* Start Task input *

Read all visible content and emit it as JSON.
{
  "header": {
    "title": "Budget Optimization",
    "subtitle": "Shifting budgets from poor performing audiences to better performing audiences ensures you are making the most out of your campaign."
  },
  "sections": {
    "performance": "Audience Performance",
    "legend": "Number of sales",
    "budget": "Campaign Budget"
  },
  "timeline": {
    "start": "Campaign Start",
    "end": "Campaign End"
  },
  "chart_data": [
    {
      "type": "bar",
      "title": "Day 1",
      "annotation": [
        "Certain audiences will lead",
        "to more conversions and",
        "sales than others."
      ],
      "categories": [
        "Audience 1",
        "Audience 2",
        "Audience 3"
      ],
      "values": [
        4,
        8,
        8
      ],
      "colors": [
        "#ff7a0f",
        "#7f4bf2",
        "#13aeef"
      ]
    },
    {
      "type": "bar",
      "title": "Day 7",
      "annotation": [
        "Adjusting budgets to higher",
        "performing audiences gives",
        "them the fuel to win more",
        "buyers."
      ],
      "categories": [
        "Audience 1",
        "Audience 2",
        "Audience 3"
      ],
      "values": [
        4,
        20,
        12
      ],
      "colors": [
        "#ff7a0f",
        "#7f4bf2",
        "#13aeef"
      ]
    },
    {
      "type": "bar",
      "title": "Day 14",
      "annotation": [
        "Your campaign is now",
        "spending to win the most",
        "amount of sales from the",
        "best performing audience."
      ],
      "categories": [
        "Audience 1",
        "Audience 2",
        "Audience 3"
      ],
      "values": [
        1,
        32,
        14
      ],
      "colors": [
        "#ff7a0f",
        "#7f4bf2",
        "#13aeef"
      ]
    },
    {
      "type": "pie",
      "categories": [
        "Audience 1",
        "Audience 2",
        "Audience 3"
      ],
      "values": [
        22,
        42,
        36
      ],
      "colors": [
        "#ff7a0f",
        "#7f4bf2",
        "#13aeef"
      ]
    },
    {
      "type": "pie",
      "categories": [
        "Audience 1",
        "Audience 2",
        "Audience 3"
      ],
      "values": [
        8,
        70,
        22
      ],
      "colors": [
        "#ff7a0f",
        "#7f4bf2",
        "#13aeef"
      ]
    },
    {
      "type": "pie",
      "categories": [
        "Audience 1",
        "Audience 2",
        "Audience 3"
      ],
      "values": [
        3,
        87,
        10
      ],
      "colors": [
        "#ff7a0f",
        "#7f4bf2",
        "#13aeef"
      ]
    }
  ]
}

* End Task input *

Given exercise = The word "from" may turn up on some lines of these records; say how many, with no other words.

Exercise answer = 2